### EXERCISE INSTRUCTIONS:
Copy all lines holding the word "JSON" from the entries.

### PROVIDED RECORDS:
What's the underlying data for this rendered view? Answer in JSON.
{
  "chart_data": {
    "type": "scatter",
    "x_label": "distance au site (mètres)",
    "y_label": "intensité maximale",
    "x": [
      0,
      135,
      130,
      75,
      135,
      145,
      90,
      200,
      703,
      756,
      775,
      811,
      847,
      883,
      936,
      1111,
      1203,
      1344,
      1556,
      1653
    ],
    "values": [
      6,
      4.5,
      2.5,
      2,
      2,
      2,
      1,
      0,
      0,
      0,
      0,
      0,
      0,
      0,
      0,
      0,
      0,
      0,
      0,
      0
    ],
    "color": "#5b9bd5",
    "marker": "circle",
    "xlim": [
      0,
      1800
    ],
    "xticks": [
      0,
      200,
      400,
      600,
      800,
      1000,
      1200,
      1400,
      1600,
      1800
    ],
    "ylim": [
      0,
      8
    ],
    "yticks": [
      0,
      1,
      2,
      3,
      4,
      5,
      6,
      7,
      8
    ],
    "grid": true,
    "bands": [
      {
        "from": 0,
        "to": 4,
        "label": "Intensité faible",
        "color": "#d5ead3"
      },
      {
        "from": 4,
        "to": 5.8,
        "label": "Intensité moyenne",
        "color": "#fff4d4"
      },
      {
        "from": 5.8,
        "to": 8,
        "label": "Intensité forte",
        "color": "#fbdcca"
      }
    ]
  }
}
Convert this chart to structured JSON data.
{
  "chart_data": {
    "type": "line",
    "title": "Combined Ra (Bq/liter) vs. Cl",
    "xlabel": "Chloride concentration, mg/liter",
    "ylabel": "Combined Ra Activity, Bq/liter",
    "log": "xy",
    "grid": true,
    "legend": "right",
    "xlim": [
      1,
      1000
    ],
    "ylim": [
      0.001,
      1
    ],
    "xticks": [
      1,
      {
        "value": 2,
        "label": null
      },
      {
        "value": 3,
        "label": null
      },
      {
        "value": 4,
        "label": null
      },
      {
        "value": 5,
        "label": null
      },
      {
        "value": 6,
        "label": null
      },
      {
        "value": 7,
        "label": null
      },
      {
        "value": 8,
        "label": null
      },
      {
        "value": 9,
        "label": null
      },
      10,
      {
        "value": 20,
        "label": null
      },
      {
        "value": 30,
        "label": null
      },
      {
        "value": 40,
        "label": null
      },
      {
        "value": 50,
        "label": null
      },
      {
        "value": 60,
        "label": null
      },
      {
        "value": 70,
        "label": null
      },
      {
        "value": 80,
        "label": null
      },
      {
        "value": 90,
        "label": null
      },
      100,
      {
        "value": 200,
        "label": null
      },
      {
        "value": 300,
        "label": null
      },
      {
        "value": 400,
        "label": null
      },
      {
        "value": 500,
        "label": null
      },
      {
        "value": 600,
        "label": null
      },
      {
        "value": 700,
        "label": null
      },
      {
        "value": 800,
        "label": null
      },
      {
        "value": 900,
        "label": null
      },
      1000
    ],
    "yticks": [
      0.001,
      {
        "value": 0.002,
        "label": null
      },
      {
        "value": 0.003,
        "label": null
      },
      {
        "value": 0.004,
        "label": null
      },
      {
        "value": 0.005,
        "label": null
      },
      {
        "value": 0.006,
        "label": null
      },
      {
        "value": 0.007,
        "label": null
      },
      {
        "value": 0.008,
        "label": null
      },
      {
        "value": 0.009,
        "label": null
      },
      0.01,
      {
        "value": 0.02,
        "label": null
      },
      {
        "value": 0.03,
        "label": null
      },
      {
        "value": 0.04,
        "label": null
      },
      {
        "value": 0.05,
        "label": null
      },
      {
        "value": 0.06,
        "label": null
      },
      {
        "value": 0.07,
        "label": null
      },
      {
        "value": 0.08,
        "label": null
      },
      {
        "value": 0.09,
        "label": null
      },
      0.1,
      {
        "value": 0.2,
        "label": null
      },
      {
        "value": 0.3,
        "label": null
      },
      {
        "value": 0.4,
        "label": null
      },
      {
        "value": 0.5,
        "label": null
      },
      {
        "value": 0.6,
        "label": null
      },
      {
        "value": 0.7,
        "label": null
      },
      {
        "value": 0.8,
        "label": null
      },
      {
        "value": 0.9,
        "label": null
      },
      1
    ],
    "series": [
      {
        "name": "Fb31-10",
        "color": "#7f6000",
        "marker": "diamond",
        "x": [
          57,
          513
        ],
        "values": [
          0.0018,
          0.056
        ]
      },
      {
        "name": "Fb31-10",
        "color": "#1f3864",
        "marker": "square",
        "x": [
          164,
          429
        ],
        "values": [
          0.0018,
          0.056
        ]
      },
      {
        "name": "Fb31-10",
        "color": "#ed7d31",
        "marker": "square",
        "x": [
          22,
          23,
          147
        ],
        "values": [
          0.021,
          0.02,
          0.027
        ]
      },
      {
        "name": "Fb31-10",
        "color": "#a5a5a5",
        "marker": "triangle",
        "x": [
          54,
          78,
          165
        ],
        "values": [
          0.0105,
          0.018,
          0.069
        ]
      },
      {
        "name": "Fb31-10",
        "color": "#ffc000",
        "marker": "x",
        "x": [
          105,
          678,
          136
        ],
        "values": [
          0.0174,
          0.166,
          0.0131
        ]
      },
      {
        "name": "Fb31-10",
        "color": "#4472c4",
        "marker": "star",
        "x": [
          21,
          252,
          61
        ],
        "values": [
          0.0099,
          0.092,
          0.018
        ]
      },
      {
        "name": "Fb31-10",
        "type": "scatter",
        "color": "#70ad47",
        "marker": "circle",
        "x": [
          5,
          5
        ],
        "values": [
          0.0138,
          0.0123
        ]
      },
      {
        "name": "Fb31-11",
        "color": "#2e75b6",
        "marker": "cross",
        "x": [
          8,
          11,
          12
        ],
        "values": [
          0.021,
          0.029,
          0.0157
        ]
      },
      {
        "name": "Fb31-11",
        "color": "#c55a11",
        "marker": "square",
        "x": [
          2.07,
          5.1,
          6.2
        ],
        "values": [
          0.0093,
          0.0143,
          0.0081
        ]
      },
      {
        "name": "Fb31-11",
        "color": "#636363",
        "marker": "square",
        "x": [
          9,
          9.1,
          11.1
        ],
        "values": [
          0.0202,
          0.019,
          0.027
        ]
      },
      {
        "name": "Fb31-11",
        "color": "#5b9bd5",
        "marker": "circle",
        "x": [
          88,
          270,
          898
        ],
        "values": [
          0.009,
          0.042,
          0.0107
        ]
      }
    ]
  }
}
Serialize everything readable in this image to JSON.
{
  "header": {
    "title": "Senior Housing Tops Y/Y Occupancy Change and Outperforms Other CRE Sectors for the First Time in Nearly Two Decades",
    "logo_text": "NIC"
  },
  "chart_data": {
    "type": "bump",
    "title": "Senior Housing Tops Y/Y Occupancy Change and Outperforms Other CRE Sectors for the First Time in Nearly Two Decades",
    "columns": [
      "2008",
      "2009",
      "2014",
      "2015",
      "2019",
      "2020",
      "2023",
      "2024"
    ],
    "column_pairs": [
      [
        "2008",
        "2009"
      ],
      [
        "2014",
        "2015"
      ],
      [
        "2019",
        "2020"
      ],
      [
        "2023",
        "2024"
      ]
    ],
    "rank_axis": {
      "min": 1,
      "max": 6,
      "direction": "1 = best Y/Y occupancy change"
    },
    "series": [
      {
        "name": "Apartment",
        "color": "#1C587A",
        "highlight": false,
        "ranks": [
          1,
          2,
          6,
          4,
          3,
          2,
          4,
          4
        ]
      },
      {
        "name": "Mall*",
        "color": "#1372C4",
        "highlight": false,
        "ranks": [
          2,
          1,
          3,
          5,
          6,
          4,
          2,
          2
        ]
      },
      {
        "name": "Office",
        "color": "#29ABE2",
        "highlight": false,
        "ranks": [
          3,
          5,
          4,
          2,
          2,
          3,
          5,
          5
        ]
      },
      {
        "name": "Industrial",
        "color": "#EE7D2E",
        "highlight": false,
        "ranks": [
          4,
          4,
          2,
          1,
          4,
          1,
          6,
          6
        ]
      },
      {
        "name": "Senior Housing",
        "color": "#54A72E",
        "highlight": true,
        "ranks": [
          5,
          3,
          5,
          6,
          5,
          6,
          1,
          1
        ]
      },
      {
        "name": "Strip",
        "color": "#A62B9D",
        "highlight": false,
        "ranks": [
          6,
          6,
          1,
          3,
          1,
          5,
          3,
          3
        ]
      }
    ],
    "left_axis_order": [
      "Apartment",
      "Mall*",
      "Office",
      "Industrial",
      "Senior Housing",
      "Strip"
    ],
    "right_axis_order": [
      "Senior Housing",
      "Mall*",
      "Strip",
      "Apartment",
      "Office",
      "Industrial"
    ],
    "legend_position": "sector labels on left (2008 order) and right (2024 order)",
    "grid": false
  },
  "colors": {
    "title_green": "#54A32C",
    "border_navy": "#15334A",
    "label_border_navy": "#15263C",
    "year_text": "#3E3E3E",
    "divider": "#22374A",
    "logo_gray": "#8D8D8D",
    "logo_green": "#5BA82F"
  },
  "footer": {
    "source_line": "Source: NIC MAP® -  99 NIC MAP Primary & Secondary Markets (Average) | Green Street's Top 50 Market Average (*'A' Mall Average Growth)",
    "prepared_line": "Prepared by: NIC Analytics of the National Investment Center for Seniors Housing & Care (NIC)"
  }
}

### FULL RESPONSE:
What's the underlying data for this rendered view? Answer in JSON.
Convert this chart to structured JSON data.
Serialize everything readable in this image to JSON.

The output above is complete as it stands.